Reply with nothing except the number of lines that contain the word "月国债收益率与".

start Supplied records

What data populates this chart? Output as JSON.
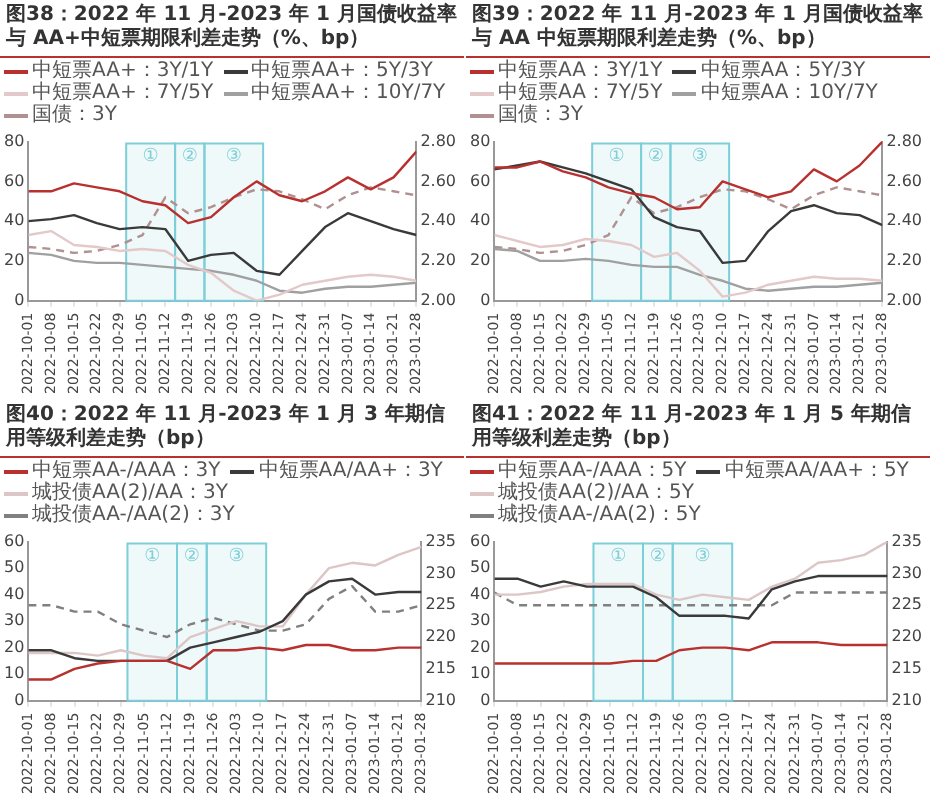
{
  "chart_data": [
    {
      "type": "line",
      "title": "图38：2022 年 11 月-2023 年 1 月国债收益率与 AA+中短票期限利差走势（%、bp）",
      "legend": "top",
      "marker": "none",
      "grid": false,
      "x": [
        "2022-10-01",
        "2022-10-08",
        "2022-10-15",
        "2022-10-22",
        "2022-10-29",
        "2022-11-05",
        "2022-11-12",
        "2022-11-19",
        "2022-11-26",
        "2022-12-03",
        "2022-12-10",
        "2022-12-17",
        "2022-12-24",
        "2022-12-31",
        "2023-01-07",
        "2023-01-14",
        "2023-01-21",
        "2023-01-28"
      ],
      "xlim": [
        "2022-10-01",
        "2023-01-28"
      ],
      "xticks": [
        "2022-10-01",
        "2022-10-08",
        "2022-10-15",
        "2022-10-22",
        "2022-10-29",
        "2022-11-05",
        "2022-11-12",
        "2022-11-19",
        "2022-11-26",
        "2022-12-03",
        "2022-12-10",
        "2022-12-17",
        "2022-12-24",
        "2022-12-31",
        "2023-01-07",
        "2023-01-14",
        "2023-01-21",
        "2023-01-28"
      ],
      "ylim": [
        0,
        80
      ],
      "yticks": [
        0,
        20,
        40,
        60,
        80
      ],
      "y2lim": [
        2,
        2.8
      ],
      "y2ticks": [
        {
          "value": 2,
          "label": "2.00"
        },
        {
          "value": 2.2,
          "label": "2.20"
        },
        {
          "value": 2.4,
          "label": "2.40"
        },
        {
          "value": 2.6,
          "label": "2.60"
        },
        {
          "value": 2.8,
          "label": "2.80"
        }
      ],
      "bands": [
        {
          "axis": "x",
          "from": "2022-10-31",
          "to": "2022-11-15",
          "label": "①",
          "color": "#7ccfd8"
        },
        {
          "axis": "x",
          "from": "2022-11-15",
          "to": "2022-11-24",
          "label": "②",
          "color": "#7ccfd8"
        },
        {
          "axis": "x",
          "from": "2022-11-24",
          "to": "2022-12-12",
          "label": "③",
          "color": "#7ccfd8"
        }
      ],
      "series": [
        {
          "name": "中短票AA+：3Y/1Y",
          "color": "#b8312f",
          "values": [
            55,
            55,
            59,
            57,
            55,
            50,
            48,
            39,
            42,
            52,
            60,
            53,
            50,
            55,
            62,
            56,
            62,
            75
          ]
        },
        {
          "name": "中短票AA+：5Y/3Y",
          "color": "#3a3a3a",
          "values": [
            40,
            41,
            43,
            39,
            36,
            37,
            36,
            20,
            23,
            24,
            15,
            13,
            25,
            37,
            44,
            40,
            36,
            33
          ]
        },
        {
          "name": "中短票AA+：7Y/5Y",
          "color": "#e3c9c9",
          "values": [
            33,
            35,
            28,
            27,
            25,
            26,
            25,
            18,
            14,
            5,
            0,
            3,
            8,
            10,
            12,
            13,
            12,
            10
          ]
        },
        {
          "name": "中短票AA+：10Y/7Y",
          "color": "#a0a0a0",
          "values": [
            24,
            23,
            20,
            19,
            19,
            18,
            17,
            16,
            15,
            13,
            10,
            5,
            4,
            6,
            7,
            7,
            8,
            9
          ]
        },
        {
          "name": "国债：3Y",
          "color": "#b09090",
          "line_style": "dashed",
          "axis": "y2",
          "values": [
            2.27,
            2.26,
            2.24,
            2.25,
            2.28,
            2.33,
            2.52,
            2.44,
            2.47,
            2.52,
            2.56,
            2.55,
            2.51,
            2.46,
            2.53,
            2.57,
            2.55,
            2.53
          ]
        }
      ]
    },
    {
      "type": "line",
      "title": "图39：2022 年 11 月-2023 年 1 月国债收益率与 AA 中短票期限利差走势（%、bp）",
      "legend": "top",
      "marker": "none",
      "grid": false,
      "x": [
        "2022-10-01",
        "2022-10-08",
        "2022-10-15",
        "2022-10-22",
        "2022-10-29",
        "2022-11-05",
        "2022-11-12",
        "2022-11-19",
        "2022-11-26",
        "2022-12-03",
        "2022-12-10",
        "2022-12-17",
        "2022-12-24",
        "2022-12-31",
        "2023-01-07",
        "2023-01-14",
        "2023-01-21",
        "2023-01-28"
      ],
      "xlim": [
        "2022-10-01",
        "2023-01-28"
      ],
      "xticks": [
        "2022-10-01",
        "2022-10-08",
        "2022-10-15",
        "2022-10-22",
        "2022-10-29",
        "2022-11-05",
        "2022-11-12",
        "2022-11-19",
        "2022-11-26",
        "2022-12-03",
        "2022-12-10",
        "2022-12-17",
        "2022-12-24",
        "2022-12-31",
        "2023-01-07",
        "2023-01-14",
        "2023-01-21",
        "2023-01-28"
      ],
      "ylim": [
        0,
        80
      ],
      "yticks": [
        0,
        20,
        40,
        60,
        80
      ],
      "y2lim": [
        2,
        2.8
      ],
      "y2ticks": [
        {
          "value": 2,
          "label": "2.00"
        },
        {
          "value": 2.2,
          "label": "2.20"
        },
        {
          "value": 2.4,
          "label": "2.40"
        },
        {
          "value": 2.6,
          "label": "2.60"
        },
        {
          "value": 2.8,
          "label": "2.80"
        }
      ],
      "bands": [
        {
          "axis": "x",
          "from": "2022-10-31",
          "to": "2022-11-15",
          "label": "①",
          "color": "#7ccfd8"
        },
        {
          "axis": "x",
          "from": "2022-11-15",
          "to": "2022-11-24",
          "label": "②",
          "color": "#7ccfd8"
        },
        {
          "axis": "x",
          "from": "2022-11-24",
          "to": "2022-12-12",
          "label": "③",
          "color": "#7ccfd8"
        }
      ],
      "series": [
        {
          "name": "中短票AA：3Y/1Y",
          "color": "#b8312f",
          "values": [
            67,
            67,
            70,
            65,
            62,
            57,
            54,
            52,
            46,
            47,
            60,
            56,
            52,
            55,
            66,
            60,
            68,
            80
          ]
        },
        {
          "name": "中短票AA：5Y/3Y",
          "color": "#3a3a3a",
          "values": [
            66,
            68,
            70,
            67,
            64,
            60,
            56,
            42,
            37,
            35,
            19,
            20,
            35,
            45,
            48,
            44,
            43,
            38
          ]
        },
        {
          "name": "中短票AA：7Y/5Y",
          "color": "#e3c9c9",
          "values": [
            33,
            30,
            27,
            28,
            31,
            30,
            28,
            22,
            24,
            15,
            2,
            4,
            8,
            10,
            12,
            11,
            11,
            10
          ]
        },
        {
          "name": "中短票AA：10Y/7Y",
          "color": "#a0a0a0",
          "values": [
            26,
            25,
            20,
            20,
            21,
            20,
            18,
            17,
            17,
            13,
            10,
            6,
            5,
            6,
            7,
            7,
            8,
            9
          ]
        },
        {
          "name": "国债：3Y",
          "color": "#b09090",
          "line_style": "dashed",
          "axis": "y2",
          "values": [
            2.27,
            2.26,
            2.24,
            2.25,
            2.28,
            2.33,
            2.52,
            2.44,
            2.47,
            2.52,
            2.56,
            2.55,
            2.51,
            2.46,
            2.53,
            2.57,
            2.55,
            2.53
          ]
        }
      ]
    },
    {
      "type": "line",
      "title": "图40：2022 年 11 月-2023 年 1 月 3 年期信用等级利差走势（bp）",
      "legend": "top",
      "marker": "none",
      "grid": false,
      "x": [
        "2022-10-01",
        "2022-10-08",
        "2022-10-15",
        "2022-10-22",
        "2022-10-29",
        "2022-11-05",
        "2022-11-12",
        "2022-11-19",
        "2022-11-26",
        "2022-12-03",
        "2022-12-10",
        "2022-12-17",
        "2022-12-24",
        "2022-12-31",
        "2023-01-07",
        "2023-01-14",
        "2023-01-21",
        "2023-01-28"
      ],
      "xlim": [
        "2022-10-01",
        "2023-01-28"
      ],
      "xticks": [
        "2022-10-01",
        "2022-10-08",
        "2022-10-15",
        "2022-10-22",
        "2022-10-29",
        "2022-11-05",
        "2022-11-12",
        "2022-11-19",
        "2022-11-26",
        "2022-12-03",
        "2022-12-10",
        "2022-12-17",
        "2022-12-24",
        "2022-12-31",
        "2023-01-07",
        "2023-01-14",
        "2023-01-21",
        "2023-01-28"
      ],
      "ylim": [
        0,
        60
      ],
      "yticks": [
        0,
        10,
        20,
        30,
        40,
        50,
        60
      ],
      "y2lim": [
        210,
        235
      ],
      "y2ticks": [
        210,
        215,
        220,
        225,
        230,
        235
      ],
      "bands": [
        {
          "axis": "x",
          "from": "2022-10-31",
          "to": "2022-11-15",
          "label": "①",
          "color": "#7ccfd8"
        },
        {
          "axis": "x",
          "from": "2022-11-15",
          "to": "2022-11-24",
          "label": "②",
          "color": "#7ccfd8"
        },
        {
          "axis": "x",
          "from": "2022-11-24",
          "to": "2022-12-12",
          "label": "③",
          "color": "#7ccfd8"
        }
      ],
      "series": [
        {
          "name": "中短票AA-/AAA：3Y",
          "color": "#b8312f",
          "values": [
            8,
            8,
            12,
            14,
            15,
            15,
            15,
            12,
            19,
            19,
            20,
            19,
            21,
            21,
            19,
            19,
            20,
            20
          ]
        },
        {
          "name": "中短票AA/AA+：3Y",
          "color": "#3a3a3a",
          "values": [
            19,
            19,
            16,
            15,
            15,
            15,
            15,
            20,
            22,
            24,
            26,
            30,
            40,
            45,
            46,
            40,
            41,
            41
          ]
        },
        {
          "name": "城投债AA(2)/AA：3Y",
          "color": "#dcc6c6",
          "values": [
            18,
            18,
            18,
            17,
            19,
            17,
            16,
            24,
            27,
            30,
            28,
            28,
            40,
            50,
            52,
            51,
            55,
            58
          ]
        },
        {
          "name": "城投债AA-/AA(2)：3Y",
          "color": "#808080",
          "line_style": "dashed",
          "axis": "y2",
          "values": [
            225,
            225,
            224,
            224,
            222,
            221,
            220,
            222,
            223,
            222,
            221,
            221,
            222,
            226,
            228,
            224,
            224,
            225
          ]
        }
      ]
    },
    {
      "type": "line",
      "title": "图41：2022 年 11 月-2023 年 1 月 5 年期信用等级利差走势（bp）",
      "legend": "top",
      "marker": "none",
      "grid": false,
      "x": [
        "2022-10-01",
        "2022-10-08",
        "2022-10-15",
        "2022-10-22",
        "2022-10-29",
        "2022-11-05",
        "2022-11-12",
        "2022-11-19",
        "2022-11-26",
        "2022-12-03",
        "2022-12-10",
        "2022-12-17",
        "2022-12-24",
        "2022-12-31",
        "2023-01-07",
        "2023-01-14",
        "2023-01-21",
        "2023-01-28"
      ],
      "xlim": [
        "2022-10-01",
        "2023-01-28"
      ],
      "xticks": [
        "2022-10-01",
        "2022-10-08",
        "2022-10-15",
        "2022-10-22",
        "2022-10-29",
        "2022-11-05",
        "2022-11-12",
        "2022-11-19",
        "2022-11-26",
        "2022-12-03",
        "2022-12-10",
        "2022-12-17",
        "2022-12-24",
        "2022-12-31",
        "2023-01-07",
        "2023-01-14",
        "2023-01-21",
        "2023-01-28"
      ],
      "ylim": [
        0,
        60
      ],
      "yticks": [
        0,
        10,
        20,
        30,
        40,
        50,
        60
      ],
      "y2lim": [
        210,
        235
      ],
      "y2ticks": [
        210,
        215,
        220,
        225,
        230,
        235
      ],
      "bands": [
        {
          "axis": "x",
          "from": "2022-10-31",
          "to": "2022-11-15",
          "label": "①",
          "color": "#7ccfd8"
        },
        {
          "axis": "x",
          "from": "2022-11-15",
          "to": "2022-11-24",
          "label": "②",
          "color": "#7ccfd8"
        },
        {
          "axis": "x",
          "from": "2022-11-24",
          "to": "2022-12-12",
          "label": "③",
          "color": "#7ccfd8"
        }
      ],
      "series": [
        {
          "name": "中短票AA-/AAA：5Y",
          "color": "#b8312f",
          "values": [
            14,
            14,
            14,
            14,
            14,
            14,
            15,
            15,
            19,
            20,
            20,
            19,
            22,
            22,
            22,
            21,
            21,
            21
          ]
        },
        {
          "name": "中短票AA/AA+：5Y",
          "color": "#3a3a3a",
          "values": [
            46,
            46,
            43,
            45,
            43,
            43,
            43,
            39,
            32,
            32,
            32,
            31,
            42,
            45,
            47,
            47,
            47,
            47
          ]
        },
        {
          "name": "城投债AA(2)/AA：5Y",
          "color": "#dcc6c6",
          "values": [
            40,
            40,
            41,
            43,
            44,
            44,
            44,
            40,
            38,
            40,
            39,
            38,
            43,
            46,
            52,
            53,
            55,
            60
          ]
        },
        {
          "name": "城投债AA-/AA(2)：5Y",
          "color": "#808080",
          "line_style": "dashed",
          "axis": "y2",
          "values": [
            227,
            225,
            225,
            225,
            225,
            225,
            225,
            225,
            225,
            225,
            225,
            225,
            225,
            227,
            227,
            227,
            227,
            227
          ]
        }
      ]
    }
  ]
}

end Supplied records

Exercise output
2